→ **Excerpted data**
----
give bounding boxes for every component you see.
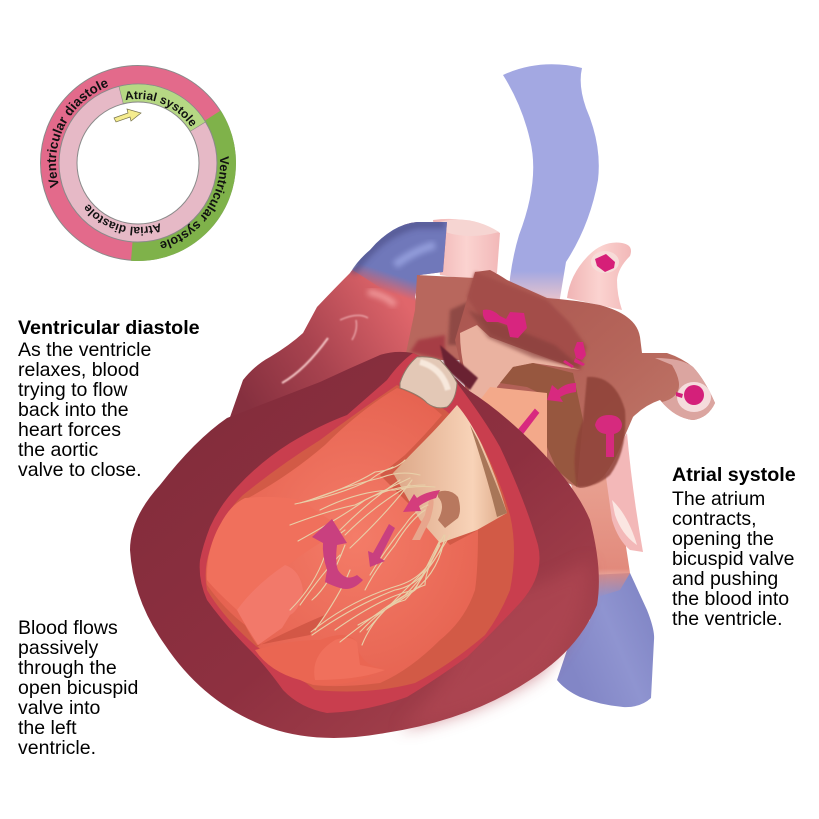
label: atrial systole: Atrial systole bbox=[126, 90, 196, 126]
cycle diagram: cardiac cycle ring bbox=[40, 65, 236, 261]
body: heart forces bbox=[18, 419, 121, 441]
text block: passive flow: open bicuspid bbox=[18, 677, 138, 699]
heading: Atrial systole bbox=[672, 464, 796, 486]
ventricle: tan atrial wall bbox=[393, 405, 507, 543]
ventricle: cut wall band bbox=[200, 353, 540, 713]
body: contracts, bbox=[672, 508, 757, 530]
vessel: superior vein bbox=[503, 64, 599, 310]
ventricle: papillary muscle lower bbox=[255, 635, 380, 685]
label: atrial diastole: Atrial diastole bbox=[84, 204, 160, 236]
chordae tendineae bbox=[290, 460, 450, 645]
vessel: inferior vein bbox=[557, 573, 654, 707]
arrow: blood passing bicuspid valve bbox=[518, 410, 538, 434]
body: and pushing bbox=[672, 568, 778, 590]
body: bicuspid valve bbox=[672, 548, 794, 570]
text block: passive flow: valve into bbox=[18, 697, 101, 719]
ventricle: outer shell bbox=[130, 352, 599, 738]
vessel tip: blue aortic segment bbox=[352, 222, 447, 300]
vessel: aorta pale trunk bbox=[433, 219, 500, 280]
body: The atrium bbox=[672, 488, 765, 510]
vessel: aortic arch bbox=[230, 222, 447, 417]
valve: aortic valve cusps bbox=[400, 357, 457, 408]
outer segment: ventricular systole bbox=[131, 110, 236, 261]
chamber: left atrium bbox=[455, 270, 715, 488]
chamber: dark upper tube bbox=[467, 272, 587, 370]
vessel: pulmonary vein, lower pale flap bbox=[605, 433, 643, 552]
chamber: pale atrial lobe bbox=[460, 325, 580, 405]
label: ventricular systole: Ventricular systole bbox=[160, 156, 229, 248]
chamber: orange atrial floor bbox=[480, 387, 547, 470]
ventricle: cavity bbox=[206, 388, 478, 686]
ventricle: inner wall bbox=[206, 385, 514, 691]
text block: passive flow: Blood flows bbox=[18, 617, 118, 639]
arrow: blood from pulmonary vein, top left bbox=[483, 310, 527, 338]
body: trying to flow bbox=[18, 379, 128, 401]
chamber: brown atrial wall bbox=[500, 363, 583, 487]
body: back into the bbox=[18, 399, 129, 421]
body: the blood into bbox=[672, 588, 789, 610]
label: ventricular diastole: Ventricular diastole bbox=[47, 80, 108, 188]
arrow: blood entering upper vein bbox=[595, 254, 615, 272]
heading: Ventricular diastole bbox=[18, 317, 200, 339]
text block: passive flow: through the bbox=[18, 657, 117, 679]
text block: ventricular diastole bbox=[18, 317, 200, 481]
chamber: lower lobe bbox=[575, 377, 625, 487]
text block: atrial systole bbox=[672, 464, 796, 630]
icon: position arrow bbox=[114, 109, 141, 122]
arrow: curved flow at apex bbox=[312, 519, 363, 589]
body: opening the bbox=[672, 528, 774, 550]
arrow: blood from right pulmonary vein bbox=[676, 385, 704, 405]
valve: tan valve flap bbox=[438, 491, 460, 528]
body: valve to close. bbox=[18, 459, 142, 481]
arrow: blood from pulmonary vein, centre bbox=[563, 342, 586, 368]
body: the aortic bbox=[18, 439, 98, 461]
ventricle: papillary muscle left bbox=[207, 497, 330, 610]
chamber: atrial outer block bbox=[405, 275, 478, 360]
text block: passive flow: the left bbox=[18, 717, 77, 739]
illustration: heart cross-section bbox=[130, 64, 715, 738]
text block: passive flow: ventricle. bbox=[18, 737, 96, 759]
arrow: flow at valve opening bbox=[403, 490, 440, 512]
arrow: flow into ventricle bbox=[368, 524, 395, 567]
arrow: blood flow through atrium bbox=[547, 383, 576, 402]
inner segment: atrial systole bbox=[119, 84, 205, 132]
vessel: pulmonary vein, upper branch bbox=[567, 243, 631, 310]
body: relaxes, blood bbox=[18, 359, 139, 381]
text block: passive flow: passively bbox=[18, 637, 98, 659]
arrow: blood from lower pulmonary vein bbox=[595, 415, 622, 457]
vessel: salmon column above inferior vein bbox=[570, 470, 630, 597]
body: the ventricle. bbox=[672, 608, 783, 630]
ventricle: dark wedge behind valve bbox=[440, 345, 478, 390]
body: As the ventricle bbox=[18, 339, 151, 361]
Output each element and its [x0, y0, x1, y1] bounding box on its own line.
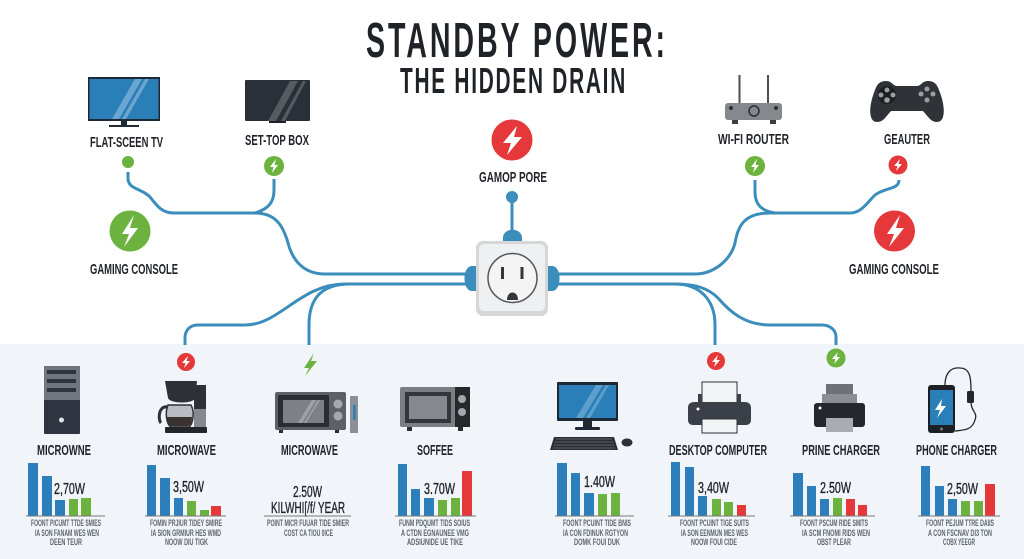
caption: COBX YEEGR: [943, 537, 975, 547]
status icon: Wi-Fi router: [745, 156, 765, 176]
label: Set-top box: SET-TOP BOX: [245, 132, 309, 149]
label: Wi-Fi router: WI-FI ROUTER: [718, 131, 789, 148]
label: MICROWAVE: [157, 442, 216, 459]
caption: FOONT PCUINT TIDE BNIS: [563, 518, 631, 528]
label: PRINE CHARGER: [802, 442, 880, 459]
caption: [563, 518, 631, 547]
column 2: coffee maker: [145, 353, 226, 547]
icon: red bolt right: [874, 210, 915, 252]
bar chart: 3.70W: [424, 481, 456, 498]
caption: [926, 518, 994, 547]
label: Gaming console left: GAMING CONSOLE: [90, 261, 178, 278]
status icon: [177, 353, 195, 371]
caption: DEEN TEUR: [50, 537, 82, 547]
bar chart: 3,40W: [698, 480, 730, 497]
caption: IA SON FANAM WES WEN: [35, 528, 99, 538]
icon: coffee maker: [159, 381, 207, 433]
icon: dark printer: [814, 384, 865, 432]
status icon: [707, 352, 725, 370]
status icon: Geauter: [888, 156, 908, 174]
icon: set-top box: [245, 80, 310, 123]
column 6: printer: [668, 352, 767, 547]
caption: [399, 518, 470, 547]
bottom panel background: [0, 344, 1024, 559]
caption: [800, 518, 870, 547]
title: [366, 14, 668, 101]
column 1: tower: [26, 366, 105, 547]
bar chart: [918, 466, 1000, 516]
caption: DOMK FOUI DUK: [574, 537, 620, 547]
bar chart: [145, 465, 226, 516]
caption: [150, 518, 222, 547]
icon: microwave with side unit: [275, 392, 358, 433]
caption: NOOW FOUI CIDE: [691, 537, 737, 547]
label: Flat-screen TV: FLAT-SCEEN TV: [90, 134, 163, 151]
icon: game controller: [870, 81, 944, 122]
icon: Wi-Fi router: [725, 75, 782, 124]
bar chart: [555, 463, 634, 516]
caption: A CTDN EGNAUNEE VMG: [401, 528, 469, 538]
column 8: phone charger: [916, 368, 1000, 547]
status icon: [826, 348, 846, 368]
bar chart: 3,50W: [173, 479, 205, 496]
label: MICROWNE: [37, 442, 91, 459]
label: Gaming console right: GAMING CONSOLE: [849, 261, 939, 278]
title: STANDBY POWER:: [366, 14, 668, 68]
label: Geauter: GEAUTER: [884, 131, 930, 148]
caption: [267, 518, 349, 538]
status icon: set-top box: [264, 156, 284, 176]
label: DESKTOP COMPUTER: [669, 442, 767, 459]
caption: NOOW DIU TIGK: [165, 537, 208, 547]
icon: desktop computer: [550, 382, 632, 450]
column 4: oven: [395, 387, 476, 547]
bar chart: 2,70W: [54, 481, 86, 498]
caption: FOONT PSCUM RIDE SMITS: [800, 518, 868, 528]
icon: desktop tower: [44, 366, 80, 434]
caption: IA SCM FNOMI RIDS WEN: [802, 528, 870, 538]
icon: phone with cable: [928, 368, 976, 433]
icon: microwave oven: [400, 387, 470, 431]
caption: IA CON FDINUK RGTYON: [563, 528, 628, 538]
title: THE HIDDEN DRAIN: [400, 60, 627, 101]
caption: FUNM PDQUMT TIDS SOIUS: [399, 518, 470, 528]
icon: central wall outlet: [464, 191, 560, 316]
bar chart: 1.40W: [584, 474, 616, 491]
caption: IA SION GRMIUR HES WMD: [151, 528, 221, 538]
icon: green bolt: [110, 210, 150, 252]
label: Gamop Pore: GAMOP PORE: [479, 169, 547, 186]
caption: [31, 518, 101, 547]
icon: printer: [688, 382, 751, 433]
icon: central red bolt: [492, 120, 532, 160]
bar chart: [395, 464, 476, 516]
column 5: computer: [550, 382, 634, 547]
label: MICROWAVE: [281, 442, 338, 459]
caption: IA SON EENMUN MES WES: [681, 528, 748, 538]
caption: OBST PLEAR: [817, 537, 851, 547]
label: SOFFEE: [417, 442, 453, 459]
status dot: TV: [122, 156, 134, 168]
icon: green lightning: [304, 353, 317, 376]
bar chart: [668, 462, 755, 516]
bar chart: 2,50W: [947, 481, 979, 498]
bar chart: [790, 473, 875, 516]
column 7: printer charger: [790, 348, 880, 547]
bar chart: [26, 463, 105, 516]
caption: FOMIN PRJIUR TIDEY SMIRE: [150, 518, 222, 528]
column 3: microwave: [264, 353, 358, 538]
caption: FOONT PCUINT TIGE SUITS: [680, 518, 749, 528]
caption: ADSIUNIDE UE TIKE: [407, 537, 463, 547]
caption: FOONT PICUMT TTDE SMIES: [31, 518, 101, 528]
bar chart: 2.50W: [820, 480, 852, 497]
icon: flat-screen TV: [88, 77, 160, 127]
caption: POINT MICR FUUAR TIDE SMIER: [267, 518, 349, 528]
value readout: KILWHI[/f/ YEAR: [271, 500, 345, 517]
caption: [680, 518, 749, 547]
connection cables: [128, 172, 899, 345]
value readout: [264, 484, 351, 517]
value readout: 2.50W: [293, 484, 323, 501]
caption: COST CA TIOU 0ICE: [284, 528, 333, 538]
----
→ **Task details**
Convert the lines of the entries above into a JSON list of strings, one string per line and with blank lines omitted, starting at the line that contains "label: atrial systole: Atrial" and ending at the line that contains "outer segment: ventricular", both included.

→ **Written answer**
[
  "label: atrial systole: Atrial systole bbox=[126, 90, 196, 126]",
  "cycle diagram: cardiac cycle ring bbox=[40, 65, 236, 261]",
  "body: heart forces bbox=[18, 419, 121, 441]",
  "text block: passive flow: open bicuspid bbox=[18, 677, 138, 699]",
  "heading: Atrial systole bbox=[672, 464, 796, 486]",
  "ventricle: tan atrial wall bbox=[393, 405, 507, 543]",
  "ventricle: cut wall band bbox=[200, 353, 540, 713]",
  "body: contracts, bbox=[672, 508, 757, 530]",
  "vessel: superior vein bbox=[503, 64, 599, 310]",
  "ventricle: papillary muscle lower bbox=[255, 635, 380, 685]",
  "label: atrial diastole: Atrial diastole bbox=[84, 204, 160, 236]",
  "chordae tendineae bbox=[290, 460, 450, 645]",
  "vessel: inferior vein bbox=[557, 573, 654, 707]",
  "arrow: blood passing bicuspid valve bbox=[518, 410, 538, 434]",
  "body: and pushing bbox=[672, 568, 778, 590]",
  "body: bicuspid valve bbox=[672, 548, 794, 570]",
  "text block: passive flow: valve into bbox=[18, 697, 101, 719]",
  "ventricle: outer shell bbox=[130, 352, 599, 738]",
  "vessel tip: blue aortic segment bbox=[352, 222, 447, 300]",
  "vessel: aorta pale trunk bbox=[433, 219, 500, 280]",
  "body: The atrium bbox=[672, 488, 765, 510]",
  "vessel: aortic arch bbox=[230, 222, 447, 417]",
  "valve: aortic valve cusps bbox=[400, 357, 457, 408]",
  "outer segment: ventricular systole bbox=[131, 110, 236, 261]"
]